begin

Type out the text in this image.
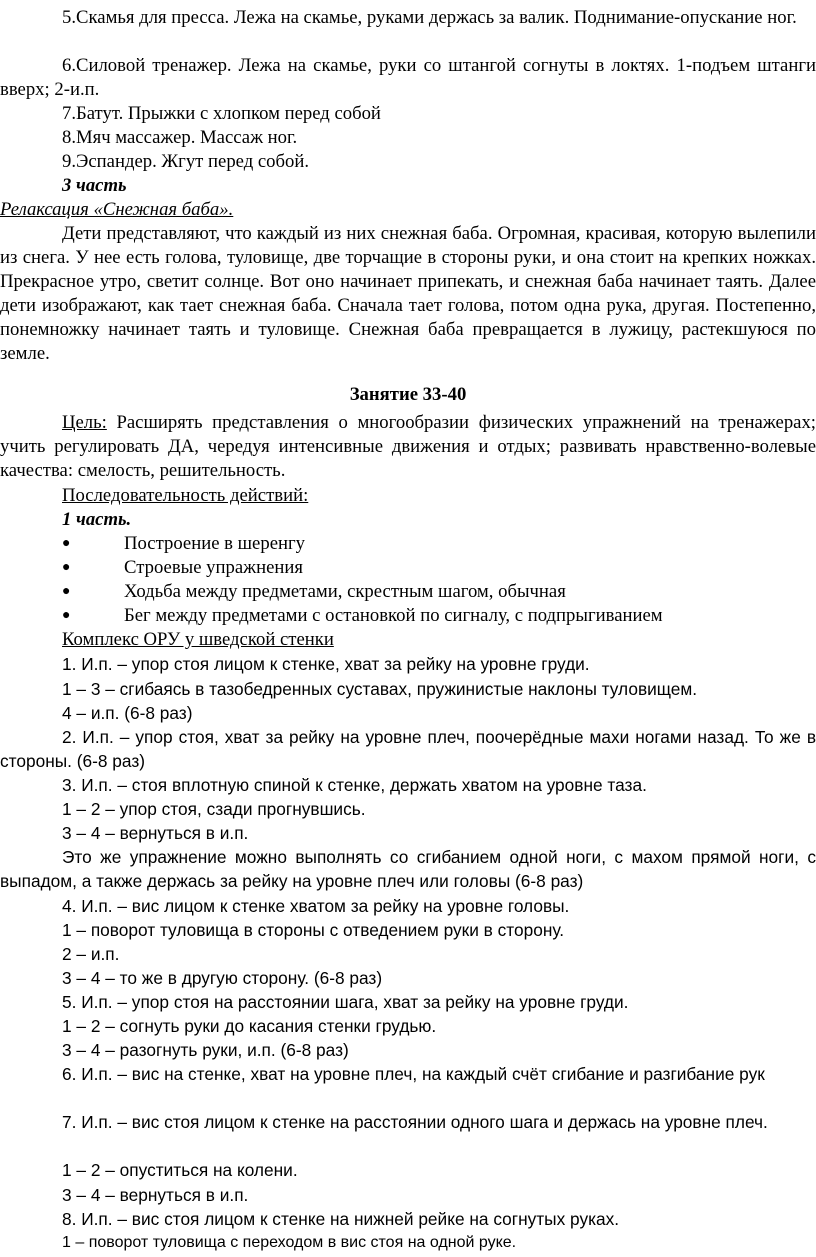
5.Скамья для пресса. Лежа на скамье, руками держась за валик. Поднимание-опускание ног.

6.Силовой тренажер. Лежа на скамье, руки со штангой согнуты в локтях. 1-подъем штанги вверх; 2-и.п.

7.Батут. Прыжки с хлопком перед собой

8.Мяч массажер. Массаж ног.

9.Эспандер. Жгут перед собой.

3 часть

Релаксация «Снежная баба».

Дети представляют, что каждый из них снежная баба. Огромная, красивая, которую вылепили из снега. У нее есть голова, туловище, две торчащие в стороны руки, и она стоит на крепких ножках. Прекрасное утро, светит солнце. Вот оно начинает припекать, и снежная баба начинает таять. Далее дети изображают, как тает снежная баба. Сначала тает голова, потом одна рука, другая. Постепенно, понемножку начинает таять и туловище. Снежная баба превращается в лужицу, растекшуюся по земле.

Занятие 33-40

Цель: Расширять представления о многообразии физических упражнений на тренажерах; учить регулировать ДА, чередуя интенсивные движения и отдых; развивать нравственно-волевые качества: смелость, решительность.

Последовательность действий:

1 часть.

●	Построение в шеренгу
●	Строевые упражнения
●	Ходьба между предметами, скрестным шагом, обычная
●	Бег между предметами с остановкой по сигналу, с подпрыгиванием

Комплекс ОРУ у шведской стенки

1. И.п. – упор стоя лицом к стенке, хват за рейку на уровне груди.
1 – 3 – сгибаясь в тазобедренных суставах, пружинистые наклоны туловищем.
4 – и.п. (6-8 раз)

2. И.п. – упор стоя, хват за рейку на уровне плеч, поочерёдные махи ногами назад. То же в стороны. (6-8 раз)

3. И.п. – стоя вплотную спиной к стенке, держать хватом на уровне таза.
1 – 2 – упор стоя, сзади прогнувшись.
3 – 4 – вернуться в и.п.

Это же упражнение можно выполнять со сгибанием одной ноги, с махом прямой ноги, с выпадом, а также держась за рейку на уровне плеч или головы (6-8 раз)

4. И.п. – вис лицом к стенке хватом за рейку на уровне головы.
1 – поворот туловища в стороны с отведением руки в сторону.
2 – и.п.
3 – 4 – то же в другую сторону. (6-8 раз)
5. И.п. – упор стоя на расстоянии шага, хват за рейку на уровне груди.
1 – 2 – согнуть руки до касания стенки грудью.
3 – 4 – разогнуть руки, и.п. (6-8 раз)

6. И.п. – вис на стенке, хват на уровне плеч, на каждый счёт сгибание и разгибание рук

7. И.п. – вис стоя лицом к стенке на расстоянии одного шага и держась на уровне плеч.

1 – 2 – опуститься на колени.
3 – 4 – вернуться в и.п.
8. И.п. – вис стоя лицом к стенке на нижней рейке на согнутых руках.
1 – поворот туловища с переходом в вис стоя на одной руке.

end

REQUEST. Gather each line in the data that holds the string "рейку".

REPLY TO THE TASK.
1. И.п. – упор стоя лицом к стенке, хват за рейку на уровне груди.
2. И.п. – упор стоя, хват за рейку на уровне плеч, поочерёдные махи ногами назад. То же в стороны. (6-8 раз)
Это же упражнение можно выполнять со сгибанием одной ноги, с махом прямой ноги, с выпадом, а также держась за рейку на уровне плеч или головы (6-8 раз)
4. И.п. – вис лицом к стенке хватом за рейку на уровне головы.
5. И.п. – упор стоя на расстоянии шага, хват за рейку на уровне груди.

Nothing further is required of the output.